→ TASK
Search the material for the word "plantarán" and report each line where it turns up.

→ RECORDS
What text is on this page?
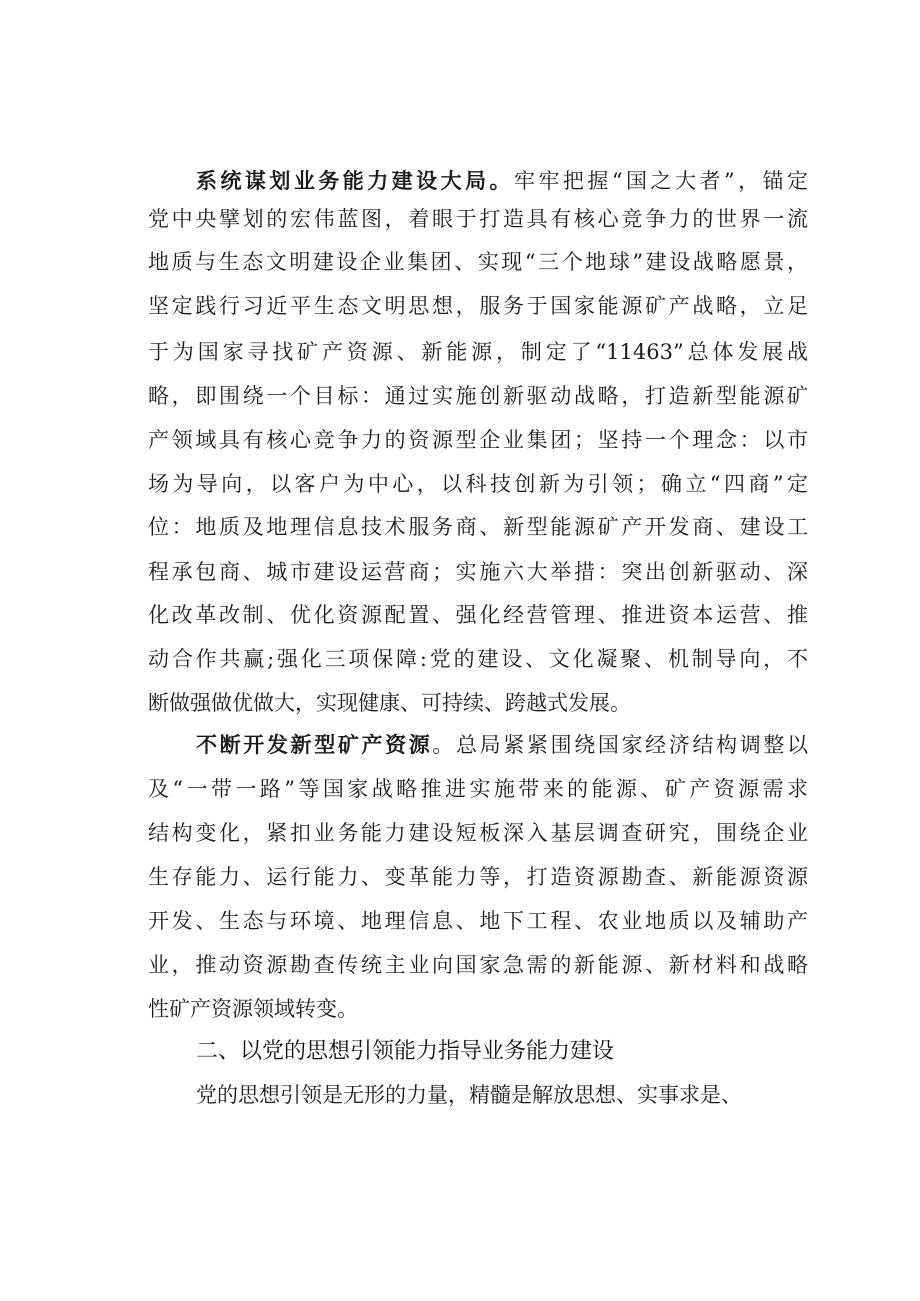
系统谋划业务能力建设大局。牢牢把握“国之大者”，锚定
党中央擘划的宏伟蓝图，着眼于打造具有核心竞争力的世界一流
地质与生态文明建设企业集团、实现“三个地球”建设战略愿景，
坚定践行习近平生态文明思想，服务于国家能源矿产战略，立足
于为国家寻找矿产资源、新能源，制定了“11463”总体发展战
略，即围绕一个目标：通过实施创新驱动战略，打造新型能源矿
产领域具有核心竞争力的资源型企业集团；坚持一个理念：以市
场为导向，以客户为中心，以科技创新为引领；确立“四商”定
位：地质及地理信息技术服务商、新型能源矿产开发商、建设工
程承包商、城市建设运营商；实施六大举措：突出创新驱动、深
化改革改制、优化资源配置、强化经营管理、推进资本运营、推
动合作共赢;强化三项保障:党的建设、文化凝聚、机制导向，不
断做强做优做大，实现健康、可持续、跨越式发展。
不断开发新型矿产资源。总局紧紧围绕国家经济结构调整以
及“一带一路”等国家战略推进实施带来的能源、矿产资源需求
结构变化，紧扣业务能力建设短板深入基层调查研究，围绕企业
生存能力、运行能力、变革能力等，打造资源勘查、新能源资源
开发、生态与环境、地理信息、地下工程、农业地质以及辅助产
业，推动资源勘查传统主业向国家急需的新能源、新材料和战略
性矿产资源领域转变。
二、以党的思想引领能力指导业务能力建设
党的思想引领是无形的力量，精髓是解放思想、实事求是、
--
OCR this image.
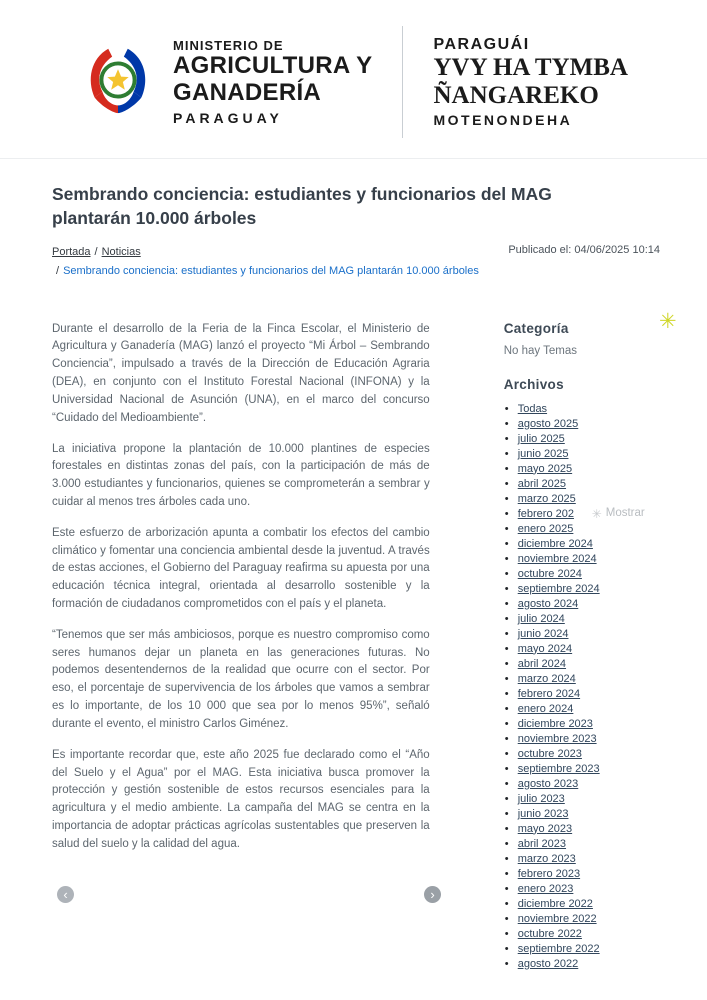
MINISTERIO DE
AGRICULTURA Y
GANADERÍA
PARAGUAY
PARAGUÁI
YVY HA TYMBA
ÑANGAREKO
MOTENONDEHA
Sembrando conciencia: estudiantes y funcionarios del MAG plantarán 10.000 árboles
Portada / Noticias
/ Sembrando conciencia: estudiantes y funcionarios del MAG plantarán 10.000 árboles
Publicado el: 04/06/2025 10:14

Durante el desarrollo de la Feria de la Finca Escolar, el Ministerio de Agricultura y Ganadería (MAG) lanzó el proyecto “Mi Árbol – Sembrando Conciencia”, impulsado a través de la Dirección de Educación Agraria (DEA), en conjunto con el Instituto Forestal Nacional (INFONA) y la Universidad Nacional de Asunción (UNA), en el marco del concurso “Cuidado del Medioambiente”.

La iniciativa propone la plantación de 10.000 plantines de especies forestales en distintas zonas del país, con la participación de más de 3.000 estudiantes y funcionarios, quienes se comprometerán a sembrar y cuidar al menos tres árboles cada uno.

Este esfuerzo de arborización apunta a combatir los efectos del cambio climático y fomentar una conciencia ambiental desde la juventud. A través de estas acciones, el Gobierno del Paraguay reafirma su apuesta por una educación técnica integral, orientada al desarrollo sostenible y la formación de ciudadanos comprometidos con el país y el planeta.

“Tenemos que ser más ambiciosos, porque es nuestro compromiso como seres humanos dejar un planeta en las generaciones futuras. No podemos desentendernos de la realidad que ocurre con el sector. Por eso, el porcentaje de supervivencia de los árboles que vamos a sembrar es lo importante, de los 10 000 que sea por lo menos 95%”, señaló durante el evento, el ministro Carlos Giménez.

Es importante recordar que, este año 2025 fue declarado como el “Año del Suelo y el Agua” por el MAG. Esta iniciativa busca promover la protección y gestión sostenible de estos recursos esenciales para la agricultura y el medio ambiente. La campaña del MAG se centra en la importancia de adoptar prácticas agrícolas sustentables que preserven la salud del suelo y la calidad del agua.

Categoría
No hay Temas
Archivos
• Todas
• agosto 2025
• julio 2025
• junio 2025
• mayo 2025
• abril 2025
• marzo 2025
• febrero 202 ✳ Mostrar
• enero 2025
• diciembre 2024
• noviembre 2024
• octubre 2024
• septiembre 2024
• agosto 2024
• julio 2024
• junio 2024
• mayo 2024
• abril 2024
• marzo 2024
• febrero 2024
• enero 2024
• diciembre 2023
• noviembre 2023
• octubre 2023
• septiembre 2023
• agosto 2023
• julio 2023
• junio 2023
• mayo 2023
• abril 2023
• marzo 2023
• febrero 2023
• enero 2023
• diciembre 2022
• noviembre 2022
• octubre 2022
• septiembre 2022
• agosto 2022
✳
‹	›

→ RESULT FOR THIS EXERCISE
Sembrando conciencia: estudiantes y funcionarios del MAG plantarán 10.000 árboles
/ Sembrando conciencia: estudiantes y funcionarios del MAG plantarán 10.000 árboles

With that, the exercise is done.